> Given task:
Reproduce every entry that follows word for word, but omit the images.
## Start Provided data
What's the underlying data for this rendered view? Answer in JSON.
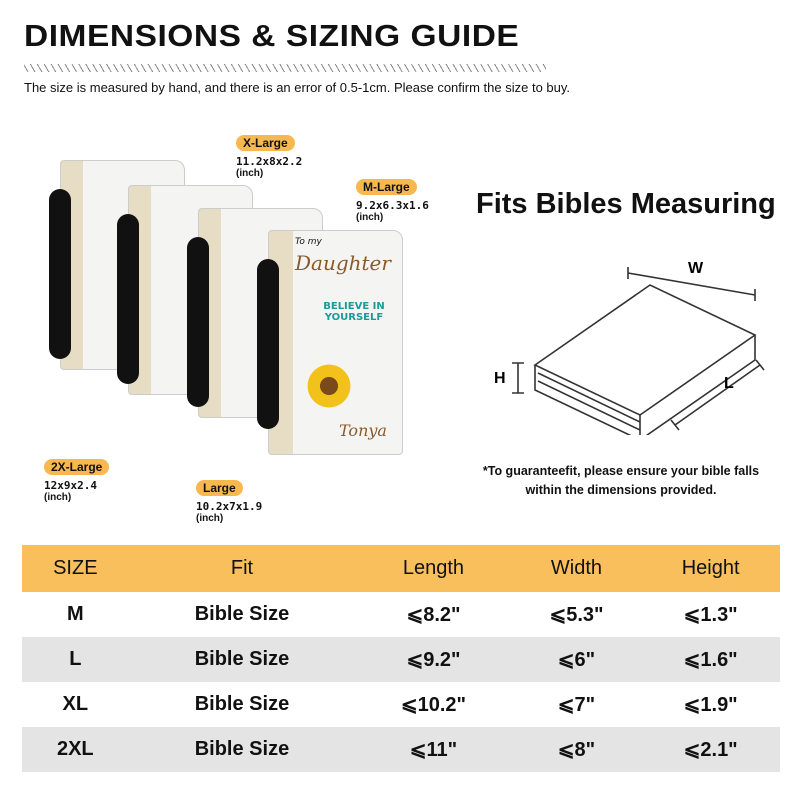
{
  "header": {
    "title": "DIMENSIONS & SIZING GUIDE",
    "note": "The size is measured by hand, and there is an error of 0.5-1cm. Please confirm the size to buy."
  },
  "sizes": [
    {
      "label": "X-Large",
      "dims": "11.2x8x2.2",
      "unit": "(inch)"
    },
    {
      "label": "M-Large",
      "dims": "9.2x6.3x1.6",
      "unit": "(inch)"
    },
    {
      "label": "2X-Large",
      "dims": "12x9x2.4",
      "unit": "(inch)"
    },
    {
      "label": "Large",
      "dims": "10.2x7x1.9",
      "unit": "(inch)"
    }
  ],
  "cover_text": {
    "to": "To my",
    "name": "Daughter",
    "believe": "BELIEVE IN YOURSELF",
    "signature": "Tonya"
  },
  "fits": {
    "title": "Fits Bibles Measuring",
    "w": "W",
    "h": "H",
    "l": "L",
    "note": "*To guaranteefit, please ensure your bible falls within the dimensions provided."
  },
  "table": {
    "headers": [
      "SIZE",
      "Fit",
      "Length",
      "Width",
      "Height"
    ],
    "rows": [
      [
        "M",
        "Bible Size",
        "⩽8.2\"",
        "⩽5.3\"",
        "⩽1.3\""
      ],
      [
        "L",
        "Bible Size",
        "⩽9.2\"",
        "⩽6\"",
        "⩽1.6\""
      ],
      [
        "XL",
        "Bible Size",
        "⩽10.2\"",
        "⩽7\"",
        "⩽1.9\""
      ],
      [
        "2XL",
        "Bible Size",
        "⩽11\"",
        "⩽8\"",
        "⩽2.1\""
      ]
    ]
  },
  "colors": {
    "accent": "#f8bf5c",
    "row_alt": "#e4e4e4"
  }
}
## End Provided data
> Answer to this exercise:
What's the underlying data for this rendered view? Answer in JSON.
{
  "header": {
    "title": "DIMENSIONS & SIZING GUIDE",
    "note": "The size is measured by hand, and there is an error of 0.5-1cm. Please confirm the size to buy."
  },
  "sizes": [
    {
      "label": "X-Large",
      "dims": "11.2x8x2.2",
      "unit": "(inch)"
    },
    {
      "label": "M-Large",
      "dims": "9.2x6.3x1.6",
      "unit": "(inch)"
    },
    {
      "label": "2X-Large",
      "dims": "12x9x2.4",
      "unit": "(inch)"
    },
    {
      "label": "Large",
      "dims": "10.2x7x1.9",
      "unit": "(inch)"
    }
  ],
  "cover_text": {
    "to": "To my",
    "name": "Daughter",
    "believe": "BELIEVE IN YOURSELF",
    "signature": "Tonya"
  },
  "fits": {
    "title": "Fits Bibles Measuring",
    "w": "W",
    "h": "H",
    "l": "L",
    "note": "*To guaranteefit, please ensure your bible falls within the dimensions provided."
  },
  "table": {
    "headers": [
      "SIZE",
      "Fit",
      "Length",
      "Width",
      "Height"
    ],
    "rows": [
      [
        "M",
        "Bible Size",
        "⩽8.2\"",
        "⩽5.3\"",
        "⩽1.3\""
      ],
      [
        "L",
        "Bible Size",
        "⩽9.2\"",
        "⩽6\"",
        "⩽1.6\""
      ],
      [
        "XL",
        "Bible Size",
        "⩽10.2\"",
        "⩽7\"",
        "⩽1.9\""
      ],
      [
        "2XL",
        "Bible Size",
        "⩽11\"",
        "⩽8\"",
        "⩽2.1\""
      ]
    ]
  },
  "colors": {
    "accent": "#f8bf5c",
    "row_alt": "#e4e4e4"
  }
}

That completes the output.